** start of Data rows **

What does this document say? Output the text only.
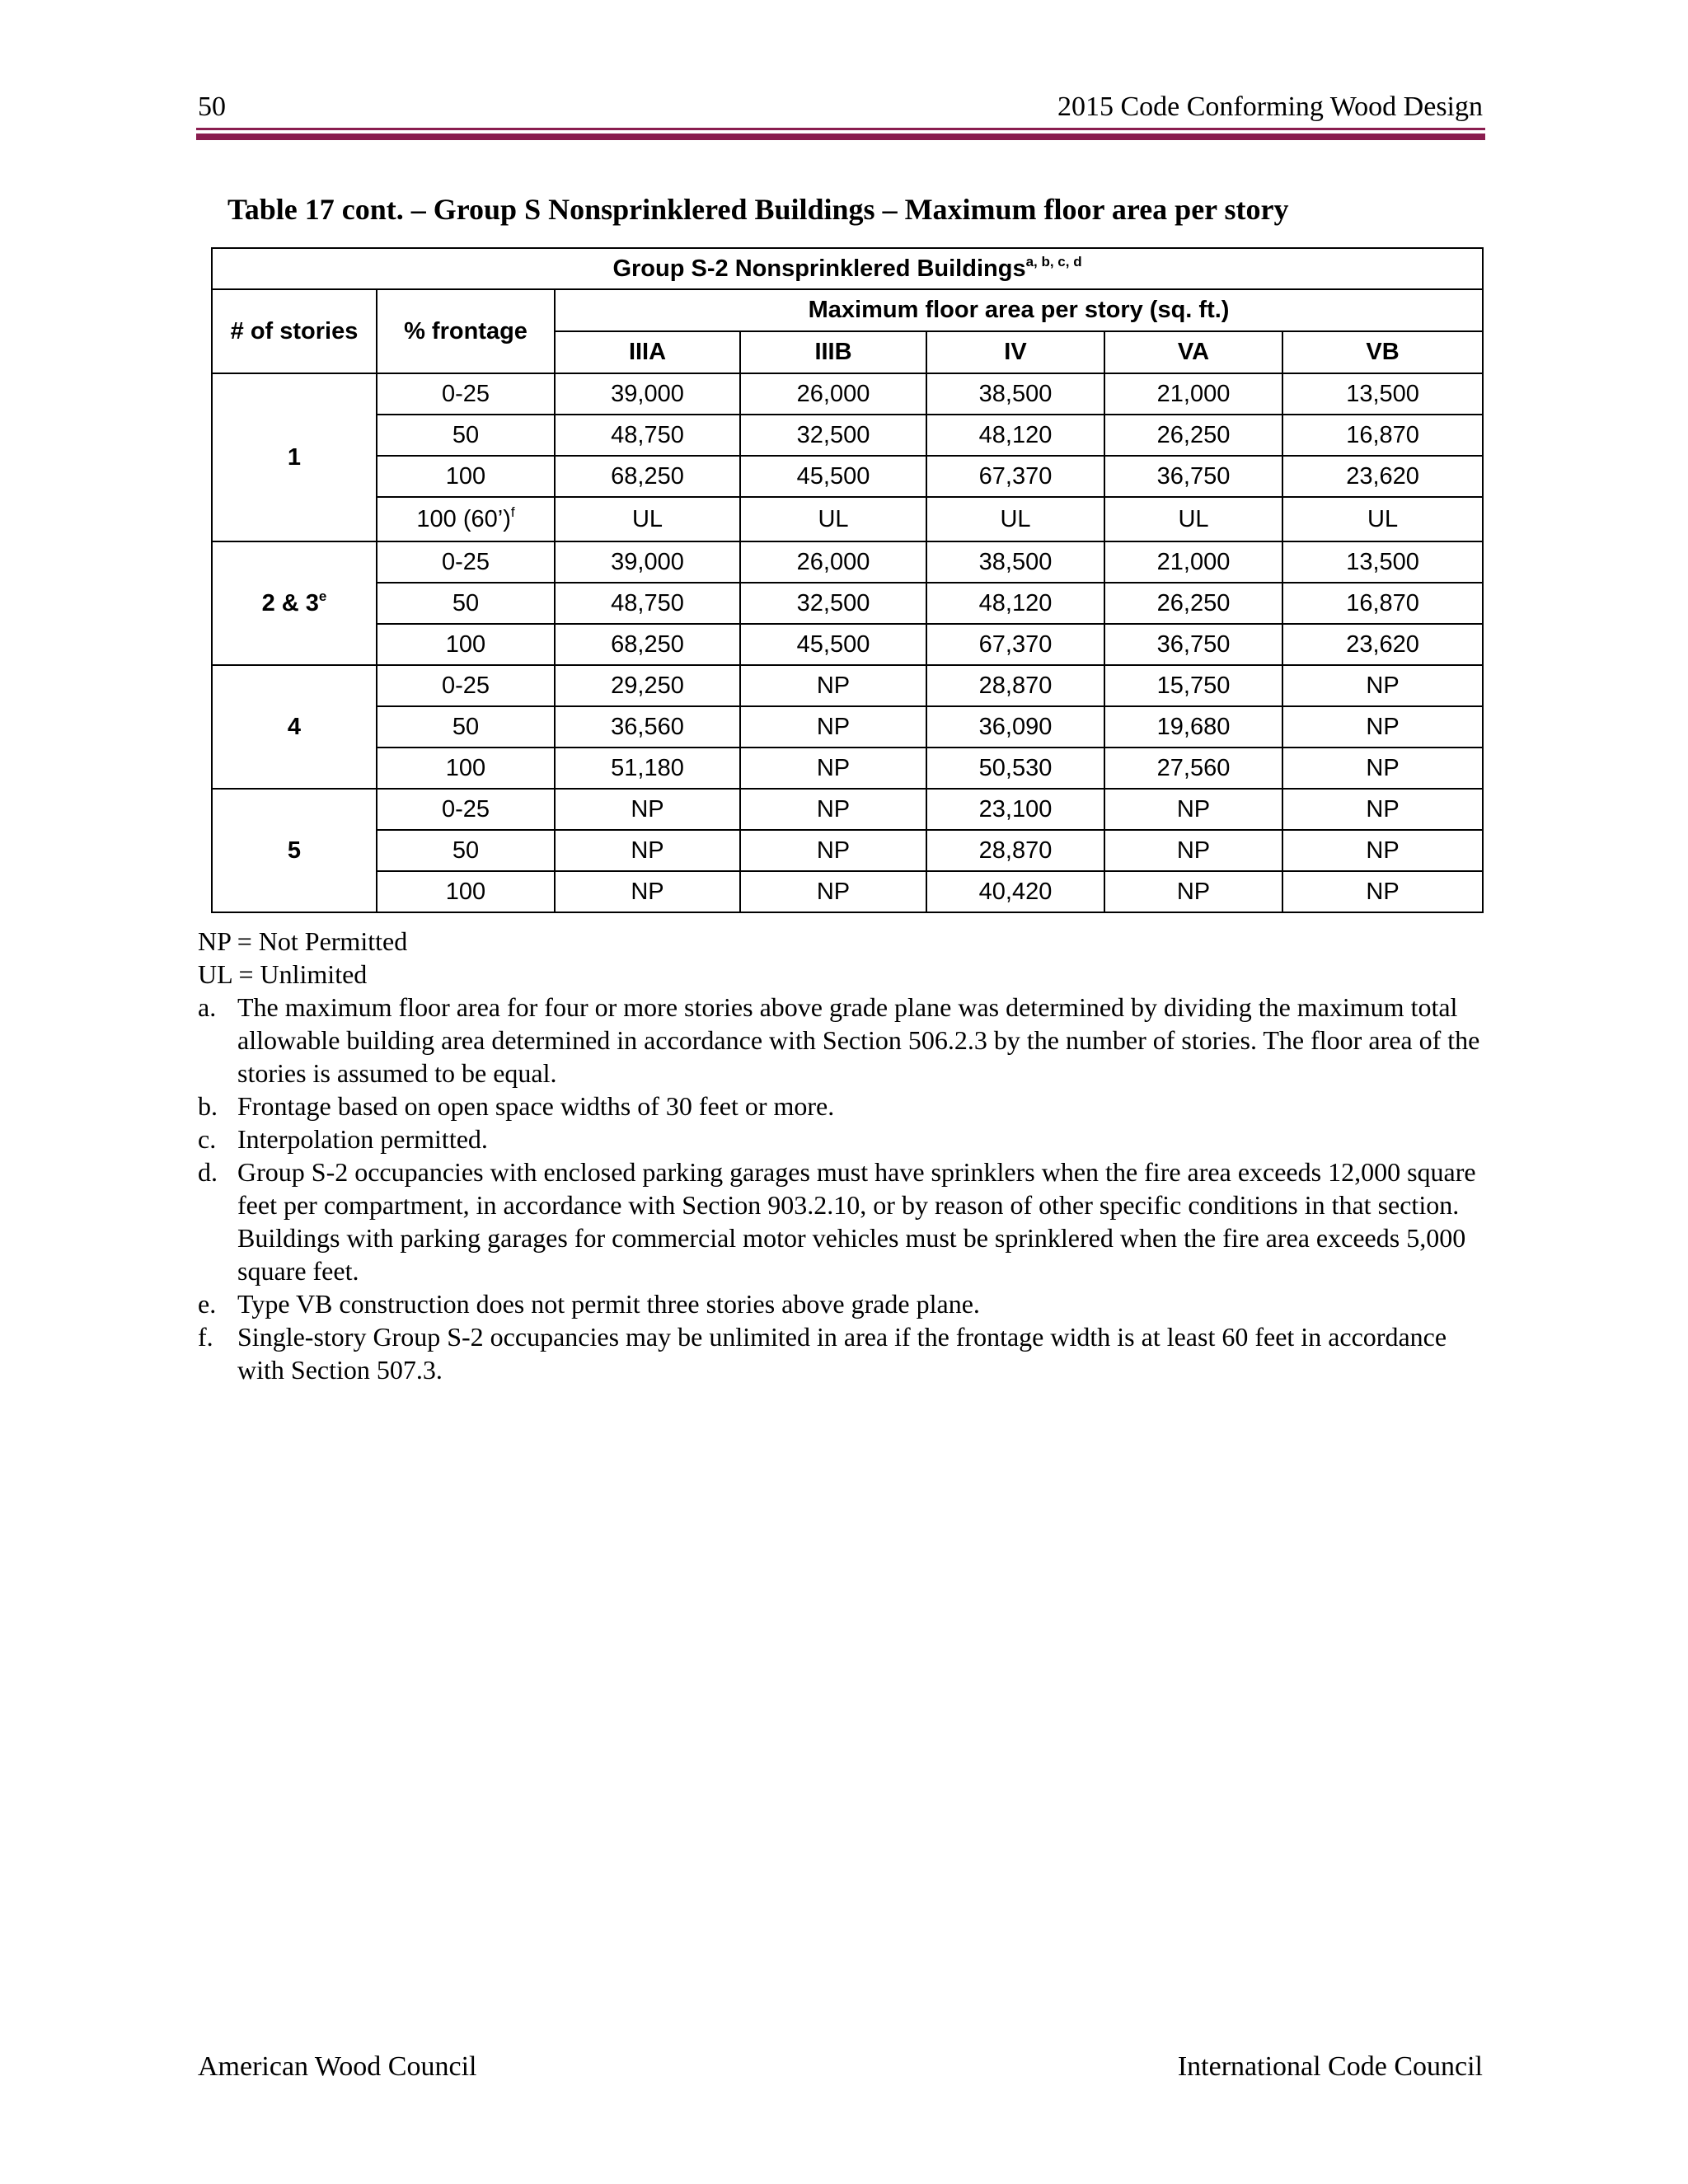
50	2015 Code Conforming Wood Design
Table 17 cont. – Group S Nonsprinklered Buildings – Maximum floor area per story
Group S-2 Nonsprinklered Buildings$^{a, b, c, d}$
# of stories	% frontage	Maximum floor area per story (sq. ft.)				
		IIIA	IIIB	IV	VA	VB
1	0-25	39,000	26,000	38,500	21,000	13,500
	50	48,750	32,500	48,120	26,250	16,870
	100	68,250	45,500	67,370	36,750	23,620
	100 (60’)$^f$	UL	UL	UL	UL	UL
2 & 3e	0-25	39,000	26,000	38,500	21,000	13,500
	50	48,750	32,500	48,120	26,250	16,870
	100	68,250	45,500	67,370	36,750	23,620
4	0-25	29,250	NP	28,870	15,750	NP
	50	36,560	NP	36,090	19,680	NP
	100	51,180	NP	50,530	27,560	NP
5	0-25	NP	NP	23,100	NP	NP
	50	NP	NP	28,870	NP	NP
	100	NP	NP	40,420	NP	NP

NP = Not Permitted

UL = Unlimited

a. The maximum floor area for four or more stories above grade plane was determined by dividing the maximum total allowable building area determined in accordance with Section 506.2.3 by the number of stories. The floor area of the stories is assumed to be equal.
b. Frontage based on open space widths of 30 feet or more.
c. Interpolation permitted.
d. Group S-2 occupancies with enclosed parking garages must have sprinklers when the fire area exceeds 12,000 square feet per compartment, in accordance with Section 903.2.10, or by reason of other specific conditions in that section. Buildings with parking garages for commercial motor vehicles must be sprinklered when the fire area exceeds 5,000 square feet.
e. Type VB construction does not permit three stories above grade plane.
f. Single-story Group S-2 occupancies may be unlimited in area if the frontage width is at least 60 feet in accordance with Section 507.3.
American Wood Council	International Code Council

** end of Data rows **

§ Work to complete
Report all lines of the data above that include the string "more".

§ Written response
a. The maximum floor area for four or more stories above grade plane was determined by dividing the maximum total allowable building area determined in accordance with Section 506.2.3 by the number of stories. The floor area of the stories is assumed to be equal.
b. Frontage based on open space widths of 30 feet or more.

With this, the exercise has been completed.